STATED GOAL: Retype all of the listing exactly, passing over any picture you find.

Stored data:
:::::

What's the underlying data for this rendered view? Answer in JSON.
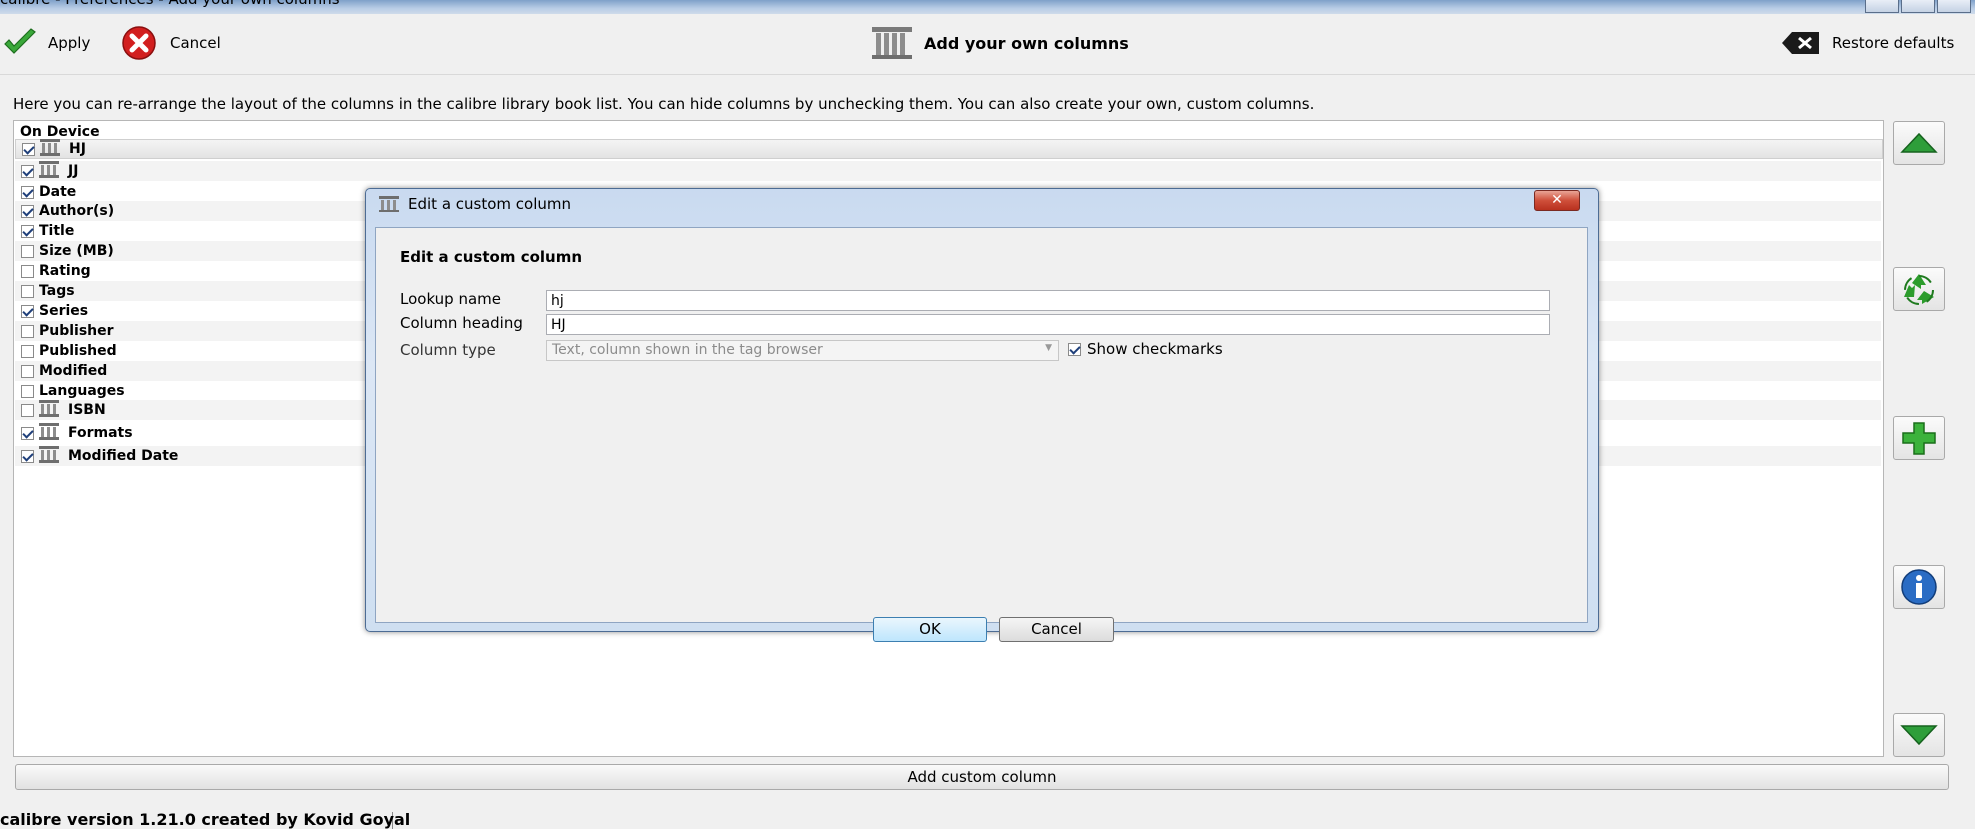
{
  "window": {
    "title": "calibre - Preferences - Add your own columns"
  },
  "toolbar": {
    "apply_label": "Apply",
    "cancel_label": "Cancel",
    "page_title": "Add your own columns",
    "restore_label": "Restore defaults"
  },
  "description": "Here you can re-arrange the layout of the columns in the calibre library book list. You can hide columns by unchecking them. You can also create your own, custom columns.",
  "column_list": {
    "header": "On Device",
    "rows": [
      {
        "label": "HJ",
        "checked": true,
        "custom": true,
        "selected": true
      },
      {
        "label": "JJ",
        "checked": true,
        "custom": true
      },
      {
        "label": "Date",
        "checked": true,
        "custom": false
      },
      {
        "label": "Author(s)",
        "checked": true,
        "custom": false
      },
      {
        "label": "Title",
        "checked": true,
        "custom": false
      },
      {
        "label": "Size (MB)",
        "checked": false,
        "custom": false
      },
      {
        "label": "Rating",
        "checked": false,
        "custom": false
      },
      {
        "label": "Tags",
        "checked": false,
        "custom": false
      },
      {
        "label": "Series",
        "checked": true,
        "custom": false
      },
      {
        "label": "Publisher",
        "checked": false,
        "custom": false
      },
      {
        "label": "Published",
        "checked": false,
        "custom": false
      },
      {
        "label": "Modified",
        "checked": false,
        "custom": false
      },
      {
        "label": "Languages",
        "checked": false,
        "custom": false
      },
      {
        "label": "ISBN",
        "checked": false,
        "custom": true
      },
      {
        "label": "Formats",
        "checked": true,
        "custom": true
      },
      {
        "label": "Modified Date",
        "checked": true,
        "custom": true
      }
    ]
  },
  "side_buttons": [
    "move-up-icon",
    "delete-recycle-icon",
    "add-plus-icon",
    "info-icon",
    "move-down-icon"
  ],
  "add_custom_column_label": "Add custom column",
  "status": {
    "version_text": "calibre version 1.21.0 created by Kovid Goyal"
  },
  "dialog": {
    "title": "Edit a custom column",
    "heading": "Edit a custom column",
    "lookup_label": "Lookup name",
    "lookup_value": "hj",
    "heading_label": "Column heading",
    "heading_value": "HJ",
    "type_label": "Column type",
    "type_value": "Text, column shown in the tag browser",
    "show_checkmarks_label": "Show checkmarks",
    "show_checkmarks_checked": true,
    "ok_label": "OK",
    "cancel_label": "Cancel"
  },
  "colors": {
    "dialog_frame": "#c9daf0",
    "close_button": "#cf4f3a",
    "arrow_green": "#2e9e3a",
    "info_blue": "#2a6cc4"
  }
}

:::::

FINAL RESULT:
What's the underlying data for this rendered view? Answer in JSON.
{
  "window": {
    "title": "calibre - Preferences - Add your own columns"
  },
  "toolbar": {
    "apply_label": "Apply",
    "cancel_label": "Cancel",
    "page_title": "Add your own columns",
    "restore_label": "Restore defaults"
  },
  "description": "Here you can re-arrange the layout of the columns in the calibre library book list. You can hide columns by unchecking them. You can also create your own, custom columns.",
  "column_list": {
    "header": "On Device",
    "rows": [
      {
        "label": "HJ",
        "checked": true,
        "custom": true,
        "selected": true
      },
      {
        "label": "JJ",
        "checked": true,
        "custom": true
      },
      {
        "label": "Date",
        "checked": true,
        "custom": false
      },
      {
        "label": "Author(s)",
        "checked": true,
        "custom": false
      },
      {
        "label": "Title",
        "checked": true,
        "custom": false
      },
      {
        "label": "Size (MB)",
        "checked": false,
        "custom": false
      },
      {
        "label": "Rating",
        "checked": false,
        "custom": false
      },
      {
        "label": "Tags",
        "checked": false,
        "custom": false
      },
      {
        "label": "Series",
        "checked": true,
        "custom": false
      },
      {
        "label": "Publisher",
        "checked": false,
        "custom": false
      },
      {
        "label": "Published",
        "checked": false,
        "custom": false
      },
      {
        "label": "Modified",
        "checked": false,
        "custom": false
      },
      {
        "label": "Languages",
        "checked": false,
        "custom": false
      },
      {
        "label": "ISBN",
        "checked": false,
        "custom": true
      },
      {
        "label": "Formats",
        "checked": true,
        "custom": true
      },
      {
        "label": "Modified Date",
        "checked": true,
        "custom": true
      }
    ]
  },
  "side_buttons": [
    "move-up-icon",
    "delete-recycle-icon",
    "add-plus-icon",
    "info-icon",
    "move-down-icon"
  ],
  "add_custom_column_label": "Add custom column",
  "status": {
    "version_text": "calibre version 1.21.0 created by Kovid Goyal"
  },
  "dialog": {
    "title": "Edit a custom column",
    "heading": "Edit a custom column",
    "lookup_label": "Lookup name",
    "lookup_value": "hj",
    "heading_label": "Column heading",
    "heading_value": "HJ",
    "type_label": "Column type",
    "type_value": "Text, column shown in the tag browser",
    "show_checkmarks_label": "Show checkmarks",
    "show_checkmarks_checked": true,
    "ok_label": "OK",
    "cancel_label": "Cancel"
  },
  "colors": {
    "dialog_frame": "#c9daf0",
    "close_button": "#cf4f3a",
    "arrow_green": "#2e9e3a",
    "info_blue": "#2a6cc4"
  }
}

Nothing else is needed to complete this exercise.